- [Your task]: Tally the lines that include "zeroPosition". Output the number only.

- [Input material]:
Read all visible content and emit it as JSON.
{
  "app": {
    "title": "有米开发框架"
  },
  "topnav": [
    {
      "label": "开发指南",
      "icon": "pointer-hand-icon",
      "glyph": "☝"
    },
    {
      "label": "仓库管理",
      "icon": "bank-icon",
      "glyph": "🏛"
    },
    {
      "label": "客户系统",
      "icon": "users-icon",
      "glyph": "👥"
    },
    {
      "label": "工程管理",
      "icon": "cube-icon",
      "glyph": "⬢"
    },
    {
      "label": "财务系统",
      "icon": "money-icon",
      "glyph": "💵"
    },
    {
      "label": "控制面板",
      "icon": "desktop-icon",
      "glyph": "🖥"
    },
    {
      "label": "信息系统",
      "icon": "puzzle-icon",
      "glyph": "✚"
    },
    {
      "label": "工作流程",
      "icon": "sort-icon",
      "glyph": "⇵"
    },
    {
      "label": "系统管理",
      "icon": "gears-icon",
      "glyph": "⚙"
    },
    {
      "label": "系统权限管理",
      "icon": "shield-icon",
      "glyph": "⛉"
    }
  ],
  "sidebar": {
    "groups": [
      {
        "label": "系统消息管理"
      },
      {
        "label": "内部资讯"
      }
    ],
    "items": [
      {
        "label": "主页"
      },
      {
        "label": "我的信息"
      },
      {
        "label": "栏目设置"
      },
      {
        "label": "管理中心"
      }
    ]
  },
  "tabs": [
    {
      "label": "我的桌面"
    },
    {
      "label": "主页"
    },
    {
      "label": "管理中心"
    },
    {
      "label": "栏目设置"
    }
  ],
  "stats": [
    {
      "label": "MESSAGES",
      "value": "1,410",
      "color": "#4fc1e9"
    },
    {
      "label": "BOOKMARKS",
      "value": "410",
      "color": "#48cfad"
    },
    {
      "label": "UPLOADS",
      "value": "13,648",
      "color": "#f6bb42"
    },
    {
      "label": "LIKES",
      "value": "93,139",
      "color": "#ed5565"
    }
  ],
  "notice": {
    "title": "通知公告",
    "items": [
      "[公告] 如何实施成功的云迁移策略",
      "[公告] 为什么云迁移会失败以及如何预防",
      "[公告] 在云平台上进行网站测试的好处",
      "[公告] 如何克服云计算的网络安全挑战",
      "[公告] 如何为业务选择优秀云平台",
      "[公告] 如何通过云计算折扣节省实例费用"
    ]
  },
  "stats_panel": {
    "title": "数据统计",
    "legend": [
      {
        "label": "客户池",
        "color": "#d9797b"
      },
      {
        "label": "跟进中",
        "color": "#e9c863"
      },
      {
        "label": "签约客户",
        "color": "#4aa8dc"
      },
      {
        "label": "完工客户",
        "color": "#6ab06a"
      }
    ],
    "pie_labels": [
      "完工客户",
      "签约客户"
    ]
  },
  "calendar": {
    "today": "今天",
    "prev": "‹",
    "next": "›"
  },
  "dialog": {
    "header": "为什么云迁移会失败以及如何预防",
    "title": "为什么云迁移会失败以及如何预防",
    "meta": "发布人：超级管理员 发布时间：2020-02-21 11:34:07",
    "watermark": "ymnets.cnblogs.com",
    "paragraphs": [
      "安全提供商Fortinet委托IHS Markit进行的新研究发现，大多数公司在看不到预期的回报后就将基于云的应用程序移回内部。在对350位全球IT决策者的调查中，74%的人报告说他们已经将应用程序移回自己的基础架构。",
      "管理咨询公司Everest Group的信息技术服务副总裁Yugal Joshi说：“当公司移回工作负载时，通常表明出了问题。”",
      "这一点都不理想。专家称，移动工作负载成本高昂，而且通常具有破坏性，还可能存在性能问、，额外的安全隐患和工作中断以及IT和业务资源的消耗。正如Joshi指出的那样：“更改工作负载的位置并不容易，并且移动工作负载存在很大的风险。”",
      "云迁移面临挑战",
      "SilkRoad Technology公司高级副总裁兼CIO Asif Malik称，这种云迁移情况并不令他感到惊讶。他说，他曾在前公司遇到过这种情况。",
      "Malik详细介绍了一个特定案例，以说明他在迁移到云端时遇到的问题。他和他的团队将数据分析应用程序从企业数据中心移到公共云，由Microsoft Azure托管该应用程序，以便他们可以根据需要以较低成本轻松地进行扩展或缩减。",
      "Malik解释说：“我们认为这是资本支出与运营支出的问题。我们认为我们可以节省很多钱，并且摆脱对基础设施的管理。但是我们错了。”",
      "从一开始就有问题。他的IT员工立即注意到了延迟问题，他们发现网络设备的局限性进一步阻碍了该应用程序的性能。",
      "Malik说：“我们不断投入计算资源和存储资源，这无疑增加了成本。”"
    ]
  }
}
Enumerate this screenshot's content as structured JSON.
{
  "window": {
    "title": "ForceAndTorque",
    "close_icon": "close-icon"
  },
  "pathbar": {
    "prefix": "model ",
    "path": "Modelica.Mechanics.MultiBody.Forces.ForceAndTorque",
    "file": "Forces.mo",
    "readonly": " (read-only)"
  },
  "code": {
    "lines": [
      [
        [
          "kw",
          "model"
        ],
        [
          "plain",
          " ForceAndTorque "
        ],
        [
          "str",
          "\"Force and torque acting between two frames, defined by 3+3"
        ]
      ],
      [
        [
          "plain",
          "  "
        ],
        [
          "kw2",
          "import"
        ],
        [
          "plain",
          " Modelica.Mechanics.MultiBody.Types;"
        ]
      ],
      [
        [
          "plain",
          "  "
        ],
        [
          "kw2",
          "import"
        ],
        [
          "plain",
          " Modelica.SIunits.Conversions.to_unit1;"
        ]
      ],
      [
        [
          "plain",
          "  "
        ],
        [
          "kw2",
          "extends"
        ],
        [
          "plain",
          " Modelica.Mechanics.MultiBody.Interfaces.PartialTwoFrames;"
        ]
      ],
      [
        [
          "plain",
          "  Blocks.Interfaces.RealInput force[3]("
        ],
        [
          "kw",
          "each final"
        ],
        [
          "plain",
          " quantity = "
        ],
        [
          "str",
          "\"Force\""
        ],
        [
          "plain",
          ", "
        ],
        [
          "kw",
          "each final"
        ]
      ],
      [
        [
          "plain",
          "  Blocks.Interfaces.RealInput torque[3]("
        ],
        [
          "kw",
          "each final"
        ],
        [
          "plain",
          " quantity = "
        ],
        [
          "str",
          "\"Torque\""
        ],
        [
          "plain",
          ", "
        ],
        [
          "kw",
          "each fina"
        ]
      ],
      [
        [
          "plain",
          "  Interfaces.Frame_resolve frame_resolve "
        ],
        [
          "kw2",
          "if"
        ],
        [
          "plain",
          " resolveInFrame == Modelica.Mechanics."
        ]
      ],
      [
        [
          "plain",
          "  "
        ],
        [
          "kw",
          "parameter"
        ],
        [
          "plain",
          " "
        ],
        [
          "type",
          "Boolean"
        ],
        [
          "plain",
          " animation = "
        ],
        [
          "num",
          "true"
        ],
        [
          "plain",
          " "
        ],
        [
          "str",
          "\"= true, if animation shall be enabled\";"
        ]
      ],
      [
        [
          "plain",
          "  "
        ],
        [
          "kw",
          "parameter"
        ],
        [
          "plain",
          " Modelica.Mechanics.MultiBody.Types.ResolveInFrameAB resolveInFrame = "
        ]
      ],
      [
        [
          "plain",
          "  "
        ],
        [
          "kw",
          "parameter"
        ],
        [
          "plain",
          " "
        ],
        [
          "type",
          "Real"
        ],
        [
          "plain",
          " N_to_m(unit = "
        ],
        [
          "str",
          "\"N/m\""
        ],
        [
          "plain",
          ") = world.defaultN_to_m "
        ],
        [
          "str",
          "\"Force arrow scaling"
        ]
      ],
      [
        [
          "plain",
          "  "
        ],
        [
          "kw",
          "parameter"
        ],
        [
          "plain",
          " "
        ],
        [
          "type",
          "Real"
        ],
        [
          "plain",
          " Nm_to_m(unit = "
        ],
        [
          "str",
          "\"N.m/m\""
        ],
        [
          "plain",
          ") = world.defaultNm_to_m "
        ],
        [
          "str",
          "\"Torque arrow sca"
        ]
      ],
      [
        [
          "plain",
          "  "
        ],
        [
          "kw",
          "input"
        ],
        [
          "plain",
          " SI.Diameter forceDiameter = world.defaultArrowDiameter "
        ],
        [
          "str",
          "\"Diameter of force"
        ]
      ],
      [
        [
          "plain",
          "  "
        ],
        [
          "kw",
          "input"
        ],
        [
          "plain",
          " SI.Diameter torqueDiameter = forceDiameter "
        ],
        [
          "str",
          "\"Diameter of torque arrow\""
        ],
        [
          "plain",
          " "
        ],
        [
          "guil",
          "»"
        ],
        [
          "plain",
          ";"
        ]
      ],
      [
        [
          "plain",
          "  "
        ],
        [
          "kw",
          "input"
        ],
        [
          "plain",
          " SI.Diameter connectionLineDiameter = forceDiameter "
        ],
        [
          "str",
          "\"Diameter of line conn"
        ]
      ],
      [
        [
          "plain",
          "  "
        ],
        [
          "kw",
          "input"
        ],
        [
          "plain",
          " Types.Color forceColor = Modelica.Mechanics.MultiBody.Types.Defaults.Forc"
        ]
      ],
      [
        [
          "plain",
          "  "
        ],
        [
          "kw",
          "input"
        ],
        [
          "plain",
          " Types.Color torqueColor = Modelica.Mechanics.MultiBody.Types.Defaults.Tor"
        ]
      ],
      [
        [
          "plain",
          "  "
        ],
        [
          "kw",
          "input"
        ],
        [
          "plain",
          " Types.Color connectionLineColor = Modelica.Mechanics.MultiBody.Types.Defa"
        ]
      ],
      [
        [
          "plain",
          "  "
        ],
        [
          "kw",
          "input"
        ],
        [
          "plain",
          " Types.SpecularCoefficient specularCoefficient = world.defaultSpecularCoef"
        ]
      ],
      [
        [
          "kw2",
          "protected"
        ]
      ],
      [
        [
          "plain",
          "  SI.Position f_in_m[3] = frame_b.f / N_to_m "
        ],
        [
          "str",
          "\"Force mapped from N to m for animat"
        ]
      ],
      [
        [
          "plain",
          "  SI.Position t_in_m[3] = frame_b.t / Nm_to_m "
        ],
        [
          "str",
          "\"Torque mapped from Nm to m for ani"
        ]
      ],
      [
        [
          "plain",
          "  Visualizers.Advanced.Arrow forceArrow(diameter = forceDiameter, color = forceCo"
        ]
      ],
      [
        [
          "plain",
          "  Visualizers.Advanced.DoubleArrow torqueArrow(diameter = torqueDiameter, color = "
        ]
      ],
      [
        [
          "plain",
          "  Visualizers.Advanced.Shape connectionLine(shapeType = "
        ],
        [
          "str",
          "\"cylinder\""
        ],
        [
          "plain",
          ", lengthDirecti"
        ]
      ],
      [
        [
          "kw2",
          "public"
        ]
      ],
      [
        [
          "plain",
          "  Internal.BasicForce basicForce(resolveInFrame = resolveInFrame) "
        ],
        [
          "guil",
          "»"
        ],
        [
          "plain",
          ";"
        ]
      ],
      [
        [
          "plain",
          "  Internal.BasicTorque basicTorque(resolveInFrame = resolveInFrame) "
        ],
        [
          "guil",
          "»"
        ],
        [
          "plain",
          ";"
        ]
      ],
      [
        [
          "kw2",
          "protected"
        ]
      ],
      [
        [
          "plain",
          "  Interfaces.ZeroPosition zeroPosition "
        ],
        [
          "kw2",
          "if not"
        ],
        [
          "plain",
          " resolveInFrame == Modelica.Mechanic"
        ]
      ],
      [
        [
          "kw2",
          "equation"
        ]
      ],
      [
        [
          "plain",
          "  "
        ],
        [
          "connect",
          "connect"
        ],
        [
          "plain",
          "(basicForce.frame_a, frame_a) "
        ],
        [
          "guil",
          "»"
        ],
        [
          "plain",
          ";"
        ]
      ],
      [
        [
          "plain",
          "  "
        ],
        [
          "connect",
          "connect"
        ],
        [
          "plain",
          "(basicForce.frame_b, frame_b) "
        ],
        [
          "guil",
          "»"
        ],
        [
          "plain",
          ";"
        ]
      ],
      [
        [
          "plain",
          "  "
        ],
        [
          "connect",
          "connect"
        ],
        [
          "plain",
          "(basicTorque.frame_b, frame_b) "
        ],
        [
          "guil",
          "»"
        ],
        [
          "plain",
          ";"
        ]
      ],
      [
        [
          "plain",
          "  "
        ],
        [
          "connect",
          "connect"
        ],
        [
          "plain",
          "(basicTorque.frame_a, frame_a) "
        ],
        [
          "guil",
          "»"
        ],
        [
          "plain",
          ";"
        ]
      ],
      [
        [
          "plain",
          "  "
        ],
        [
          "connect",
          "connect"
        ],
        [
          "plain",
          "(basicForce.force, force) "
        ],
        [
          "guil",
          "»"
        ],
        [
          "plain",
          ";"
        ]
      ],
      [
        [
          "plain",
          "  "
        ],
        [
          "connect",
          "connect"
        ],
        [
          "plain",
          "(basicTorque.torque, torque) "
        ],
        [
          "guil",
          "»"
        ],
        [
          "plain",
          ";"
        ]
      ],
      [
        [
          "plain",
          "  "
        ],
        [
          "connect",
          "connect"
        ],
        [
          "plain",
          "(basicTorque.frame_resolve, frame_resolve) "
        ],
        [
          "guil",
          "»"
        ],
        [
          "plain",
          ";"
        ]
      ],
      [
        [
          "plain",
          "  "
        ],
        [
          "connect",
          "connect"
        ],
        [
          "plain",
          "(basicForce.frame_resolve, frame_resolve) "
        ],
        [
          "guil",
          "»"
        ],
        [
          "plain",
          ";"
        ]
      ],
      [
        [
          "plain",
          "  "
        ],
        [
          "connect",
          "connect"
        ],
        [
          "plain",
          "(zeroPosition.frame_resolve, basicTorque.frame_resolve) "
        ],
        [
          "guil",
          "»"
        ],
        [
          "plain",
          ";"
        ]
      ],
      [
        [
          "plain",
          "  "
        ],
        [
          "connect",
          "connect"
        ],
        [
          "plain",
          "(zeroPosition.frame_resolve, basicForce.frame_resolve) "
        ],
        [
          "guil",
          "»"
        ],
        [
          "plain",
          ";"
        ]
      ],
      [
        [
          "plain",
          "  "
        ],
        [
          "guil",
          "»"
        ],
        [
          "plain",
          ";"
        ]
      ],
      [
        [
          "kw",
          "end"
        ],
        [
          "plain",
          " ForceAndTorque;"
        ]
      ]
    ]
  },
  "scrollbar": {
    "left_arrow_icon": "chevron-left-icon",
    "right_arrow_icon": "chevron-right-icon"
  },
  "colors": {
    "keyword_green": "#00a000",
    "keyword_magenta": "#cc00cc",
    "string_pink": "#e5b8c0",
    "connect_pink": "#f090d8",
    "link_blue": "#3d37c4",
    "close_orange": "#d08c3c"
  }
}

- [Response for this exercise]: 3